#### EXTRACTED MATERIAL ####

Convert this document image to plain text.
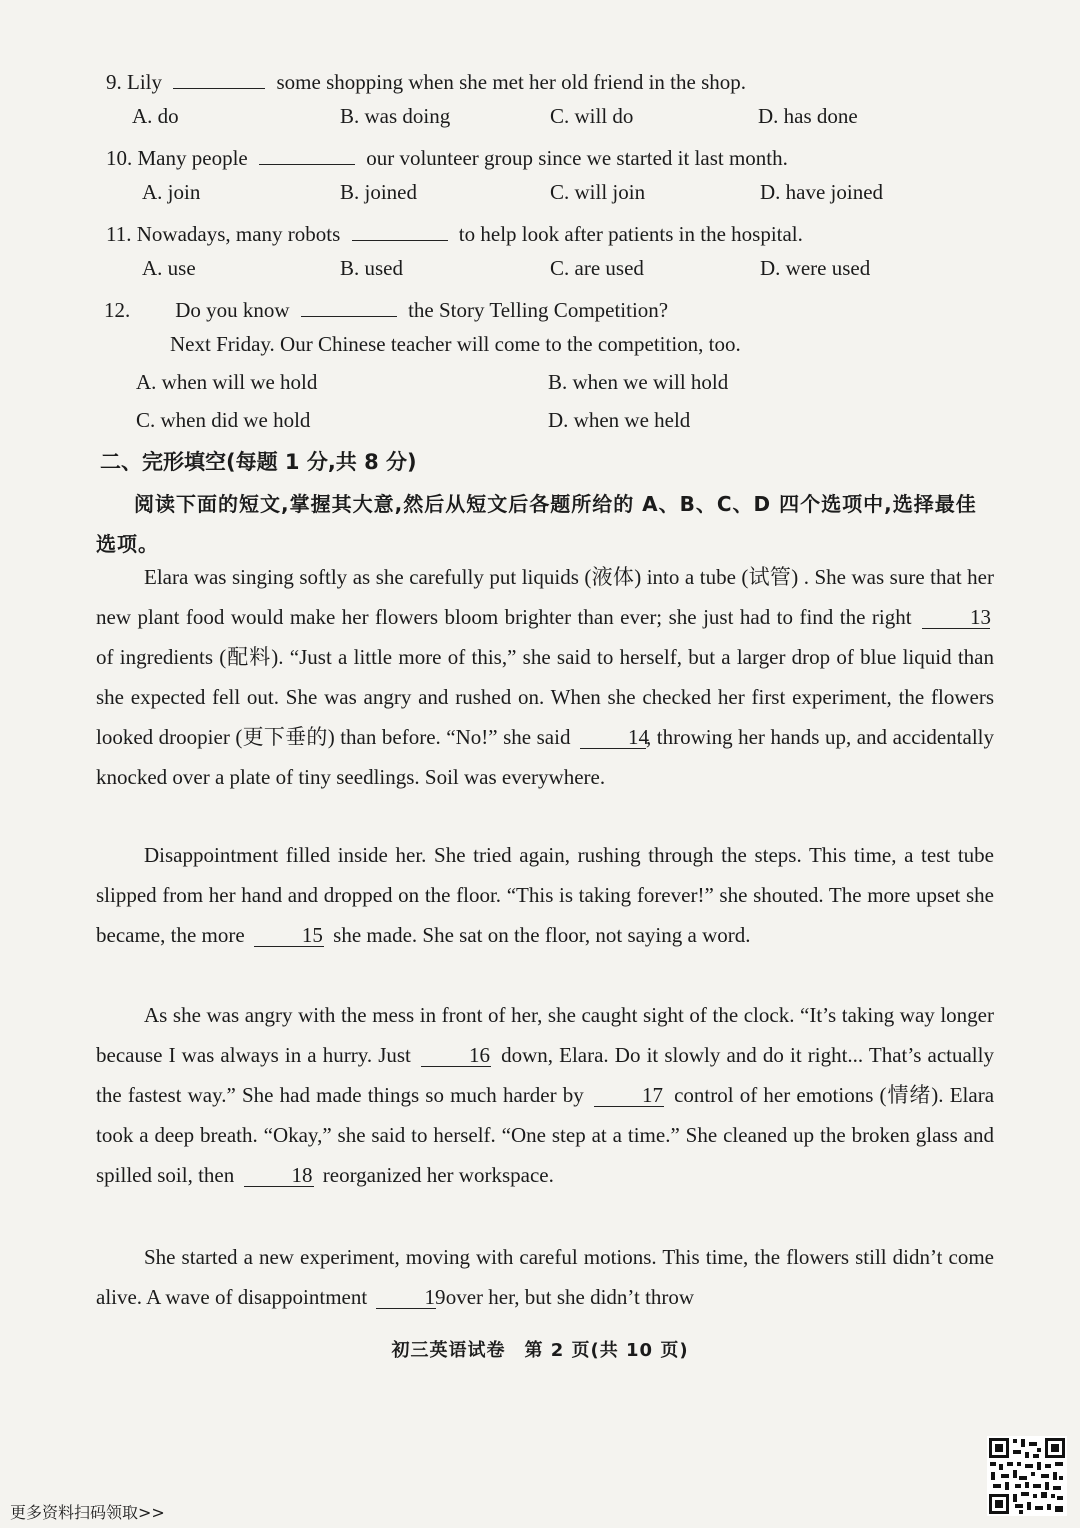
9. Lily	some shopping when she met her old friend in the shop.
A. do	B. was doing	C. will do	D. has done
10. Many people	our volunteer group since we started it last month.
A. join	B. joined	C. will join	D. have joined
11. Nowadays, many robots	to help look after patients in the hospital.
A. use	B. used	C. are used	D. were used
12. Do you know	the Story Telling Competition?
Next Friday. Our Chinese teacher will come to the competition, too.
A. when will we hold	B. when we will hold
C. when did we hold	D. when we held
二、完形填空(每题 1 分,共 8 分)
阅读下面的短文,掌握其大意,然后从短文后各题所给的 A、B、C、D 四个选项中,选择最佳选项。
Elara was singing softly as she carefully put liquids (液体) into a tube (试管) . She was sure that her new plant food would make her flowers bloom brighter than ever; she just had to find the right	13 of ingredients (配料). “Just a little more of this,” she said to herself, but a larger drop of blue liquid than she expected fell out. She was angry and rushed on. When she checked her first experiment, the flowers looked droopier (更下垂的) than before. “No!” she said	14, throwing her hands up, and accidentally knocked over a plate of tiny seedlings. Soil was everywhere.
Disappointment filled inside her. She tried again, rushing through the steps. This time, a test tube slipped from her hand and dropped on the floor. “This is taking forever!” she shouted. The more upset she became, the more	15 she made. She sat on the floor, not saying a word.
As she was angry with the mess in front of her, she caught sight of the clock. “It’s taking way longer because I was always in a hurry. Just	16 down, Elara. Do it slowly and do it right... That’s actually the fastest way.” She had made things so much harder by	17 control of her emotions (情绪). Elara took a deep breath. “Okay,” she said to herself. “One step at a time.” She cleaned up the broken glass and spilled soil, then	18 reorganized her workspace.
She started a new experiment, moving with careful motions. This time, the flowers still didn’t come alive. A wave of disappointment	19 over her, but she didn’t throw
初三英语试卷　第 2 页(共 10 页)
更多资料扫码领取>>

####

### WORK REQUIRED
Your answer should be a single number: how many lines of the listing hold the string "will".

### TASK RESPONSE
4